-- PROBLEM TO SOLVE --
Copy each line with the word "door" in it.

(Data entries)
* begin *
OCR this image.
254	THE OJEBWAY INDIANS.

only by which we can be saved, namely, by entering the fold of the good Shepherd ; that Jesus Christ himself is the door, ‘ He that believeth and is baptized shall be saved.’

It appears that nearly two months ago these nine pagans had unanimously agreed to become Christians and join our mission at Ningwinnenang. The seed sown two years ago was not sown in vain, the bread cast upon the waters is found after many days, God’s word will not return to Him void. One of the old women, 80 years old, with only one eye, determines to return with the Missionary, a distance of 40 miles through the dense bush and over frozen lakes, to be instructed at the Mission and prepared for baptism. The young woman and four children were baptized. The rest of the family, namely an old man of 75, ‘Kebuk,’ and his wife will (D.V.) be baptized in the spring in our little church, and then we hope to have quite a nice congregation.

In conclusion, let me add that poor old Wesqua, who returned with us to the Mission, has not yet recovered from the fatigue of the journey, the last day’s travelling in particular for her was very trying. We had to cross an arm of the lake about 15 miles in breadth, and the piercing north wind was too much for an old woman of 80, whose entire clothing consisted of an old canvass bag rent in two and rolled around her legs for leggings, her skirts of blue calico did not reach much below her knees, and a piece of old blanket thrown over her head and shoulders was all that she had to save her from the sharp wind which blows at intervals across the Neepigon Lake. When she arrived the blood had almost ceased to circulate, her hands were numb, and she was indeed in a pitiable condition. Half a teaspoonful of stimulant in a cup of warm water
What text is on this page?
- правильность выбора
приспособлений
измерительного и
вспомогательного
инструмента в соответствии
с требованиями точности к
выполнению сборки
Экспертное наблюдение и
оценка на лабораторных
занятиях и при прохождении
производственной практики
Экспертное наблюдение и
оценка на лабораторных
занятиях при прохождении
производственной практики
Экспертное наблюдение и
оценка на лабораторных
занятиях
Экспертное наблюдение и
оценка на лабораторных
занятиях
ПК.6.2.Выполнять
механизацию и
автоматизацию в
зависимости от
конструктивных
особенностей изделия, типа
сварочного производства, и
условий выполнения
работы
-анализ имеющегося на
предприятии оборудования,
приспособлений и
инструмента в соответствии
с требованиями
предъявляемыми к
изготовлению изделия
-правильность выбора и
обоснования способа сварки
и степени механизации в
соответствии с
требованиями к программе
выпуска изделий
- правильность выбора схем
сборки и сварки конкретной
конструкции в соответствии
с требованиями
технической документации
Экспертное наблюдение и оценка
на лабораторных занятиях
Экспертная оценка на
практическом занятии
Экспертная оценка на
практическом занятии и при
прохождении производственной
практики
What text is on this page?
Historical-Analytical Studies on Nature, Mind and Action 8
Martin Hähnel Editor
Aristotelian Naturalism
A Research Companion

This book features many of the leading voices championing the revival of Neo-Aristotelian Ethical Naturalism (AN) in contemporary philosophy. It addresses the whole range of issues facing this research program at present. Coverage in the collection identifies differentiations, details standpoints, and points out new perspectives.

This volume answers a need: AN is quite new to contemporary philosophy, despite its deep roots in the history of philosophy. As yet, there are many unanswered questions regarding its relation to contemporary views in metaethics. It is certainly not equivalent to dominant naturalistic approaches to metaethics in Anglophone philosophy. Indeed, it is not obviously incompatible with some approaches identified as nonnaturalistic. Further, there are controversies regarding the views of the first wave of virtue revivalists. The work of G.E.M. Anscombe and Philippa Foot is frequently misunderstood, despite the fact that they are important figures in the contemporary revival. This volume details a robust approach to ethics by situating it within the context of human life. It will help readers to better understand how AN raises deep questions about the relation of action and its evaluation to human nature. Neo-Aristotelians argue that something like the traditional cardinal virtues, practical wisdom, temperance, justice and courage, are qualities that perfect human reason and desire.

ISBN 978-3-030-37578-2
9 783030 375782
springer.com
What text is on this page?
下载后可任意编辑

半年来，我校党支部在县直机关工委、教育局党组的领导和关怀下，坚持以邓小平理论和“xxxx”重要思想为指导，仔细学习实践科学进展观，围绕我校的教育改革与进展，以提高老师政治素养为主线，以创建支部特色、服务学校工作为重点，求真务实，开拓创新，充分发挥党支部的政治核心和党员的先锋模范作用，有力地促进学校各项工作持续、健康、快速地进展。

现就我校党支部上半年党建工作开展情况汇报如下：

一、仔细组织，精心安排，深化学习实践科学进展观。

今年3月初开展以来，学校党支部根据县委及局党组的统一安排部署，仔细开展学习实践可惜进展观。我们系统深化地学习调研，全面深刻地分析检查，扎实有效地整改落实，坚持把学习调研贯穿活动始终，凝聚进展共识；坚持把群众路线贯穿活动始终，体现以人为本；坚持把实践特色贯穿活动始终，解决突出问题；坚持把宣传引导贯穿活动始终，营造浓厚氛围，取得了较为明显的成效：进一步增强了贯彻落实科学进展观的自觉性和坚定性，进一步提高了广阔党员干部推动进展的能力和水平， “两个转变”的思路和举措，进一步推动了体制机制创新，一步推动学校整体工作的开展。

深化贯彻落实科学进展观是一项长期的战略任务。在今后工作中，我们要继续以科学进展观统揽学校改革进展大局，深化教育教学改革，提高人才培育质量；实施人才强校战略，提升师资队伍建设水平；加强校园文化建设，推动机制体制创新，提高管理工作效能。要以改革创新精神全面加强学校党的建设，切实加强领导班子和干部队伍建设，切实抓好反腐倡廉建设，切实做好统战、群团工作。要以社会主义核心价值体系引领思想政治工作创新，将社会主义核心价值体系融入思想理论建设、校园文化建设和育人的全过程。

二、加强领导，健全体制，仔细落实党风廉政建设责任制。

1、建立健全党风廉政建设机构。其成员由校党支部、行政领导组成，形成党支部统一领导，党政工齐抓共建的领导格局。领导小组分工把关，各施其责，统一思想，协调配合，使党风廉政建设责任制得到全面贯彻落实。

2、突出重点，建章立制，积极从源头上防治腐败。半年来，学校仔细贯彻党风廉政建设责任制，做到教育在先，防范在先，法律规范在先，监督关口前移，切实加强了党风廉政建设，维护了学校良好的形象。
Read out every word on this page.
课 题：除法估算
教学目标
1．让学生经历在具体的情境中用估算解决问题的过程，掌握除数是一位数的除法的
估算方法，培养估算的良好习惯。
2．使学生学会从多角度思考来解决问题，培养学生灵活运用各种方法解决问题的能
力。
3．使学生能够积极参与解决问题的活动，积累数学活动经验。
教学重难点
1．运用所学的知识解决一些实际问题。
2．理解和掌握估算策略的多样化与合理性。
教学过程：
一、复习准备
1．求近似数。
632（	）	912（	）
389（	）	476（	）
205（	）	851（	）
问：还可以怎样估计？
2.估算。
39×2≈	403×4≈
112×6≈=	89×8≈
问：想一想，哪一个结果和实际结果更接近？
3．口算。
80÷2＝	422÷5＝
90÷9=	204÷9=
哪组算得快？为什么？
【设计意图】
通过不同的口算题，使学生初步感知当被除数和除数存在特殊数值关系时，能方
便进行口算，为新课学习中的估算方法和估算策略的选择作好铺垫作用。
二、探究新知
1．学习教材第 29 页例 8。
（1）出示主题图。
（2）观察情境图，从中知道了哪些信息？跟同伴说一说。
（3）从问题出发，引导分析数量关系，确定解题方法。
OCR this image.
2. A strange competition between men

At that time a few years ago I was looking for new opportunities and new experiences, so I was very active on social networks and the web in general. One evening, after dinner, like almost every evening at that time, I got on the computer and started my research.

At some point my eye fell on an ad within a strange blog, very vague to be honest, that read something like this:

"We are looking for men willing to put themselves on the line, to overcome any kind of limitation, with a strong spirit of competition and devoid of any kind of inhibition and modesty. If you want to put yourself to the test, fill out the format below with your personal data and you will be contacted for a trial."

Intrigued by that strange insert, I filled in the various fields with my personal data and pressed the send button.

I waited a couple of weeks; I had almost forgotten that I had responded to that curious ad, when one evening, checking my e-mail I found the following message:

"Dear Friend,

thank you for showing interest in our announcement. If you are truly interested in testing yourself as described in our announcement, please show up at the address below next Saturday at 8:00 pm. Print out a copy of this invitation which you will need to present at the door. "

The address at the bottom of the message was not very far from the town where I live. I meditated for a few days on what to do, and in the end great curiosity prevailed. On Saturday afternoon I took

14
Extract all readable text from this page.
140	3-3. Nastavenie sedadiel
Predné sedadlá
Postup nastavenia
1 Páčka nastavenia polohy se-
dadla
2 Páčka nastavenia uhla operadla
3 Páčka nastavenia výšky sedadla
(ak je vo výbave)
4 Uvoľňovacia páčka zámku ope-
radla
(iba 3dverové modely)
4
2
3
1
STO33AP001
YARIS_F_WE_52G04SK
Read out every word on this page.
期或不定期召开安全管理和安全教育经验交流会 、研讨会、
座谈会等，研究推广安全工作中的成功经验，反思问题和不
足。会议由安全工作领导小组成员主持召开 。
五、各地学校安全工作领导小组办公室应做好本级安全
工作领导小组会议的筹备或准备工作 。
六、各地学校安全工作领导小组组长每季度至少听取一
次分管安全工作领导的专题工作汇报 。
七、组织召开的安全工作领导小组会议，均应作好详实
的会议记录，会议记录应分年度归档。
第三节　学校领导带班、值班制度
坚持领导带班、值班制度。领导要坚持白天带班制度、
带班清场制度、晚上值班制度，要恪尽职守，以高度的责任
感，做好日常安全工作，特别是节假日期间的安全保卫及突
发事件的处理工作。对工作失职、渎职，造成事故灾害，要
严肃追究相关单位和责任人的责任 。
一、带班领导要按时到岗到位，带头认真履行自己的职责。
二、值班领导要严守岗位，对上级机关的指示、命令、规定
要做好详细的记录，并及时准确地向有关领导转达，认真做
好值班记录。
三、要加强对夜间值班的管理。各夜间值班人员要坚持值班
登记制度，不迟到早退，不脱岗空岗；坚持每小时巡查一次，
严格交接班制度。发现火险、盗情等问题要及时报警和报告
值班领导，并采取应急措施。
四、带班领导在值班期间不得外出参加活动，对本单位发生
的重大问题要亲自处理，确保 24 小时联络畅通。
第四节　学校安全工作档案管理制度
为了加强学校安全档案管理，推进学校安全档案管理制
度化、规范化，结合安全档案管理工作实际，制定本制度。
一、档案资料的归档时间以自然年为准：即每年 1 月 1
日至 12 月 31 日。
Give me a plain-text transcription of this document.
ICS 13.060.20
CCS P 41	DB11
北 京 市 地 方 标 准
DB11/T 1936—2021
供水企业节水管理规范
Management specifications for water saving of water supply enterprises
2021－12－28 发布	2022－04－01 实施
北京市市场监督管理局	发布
* end *
-- FULL SOLUTION --
only by which we can be saved, namely, by entering the fold of the good Shepherd ; that Jesus Christ himself is the door, ‘ He that believeth and is baptized shall be saved.’
thank you for showing interest in our announcement. If you are truly interested in testing yourself as described in our announcement, please show up at the address below next Saturday at 8:00 pm. Print out a copy of this invitation which you will need to present at the door. "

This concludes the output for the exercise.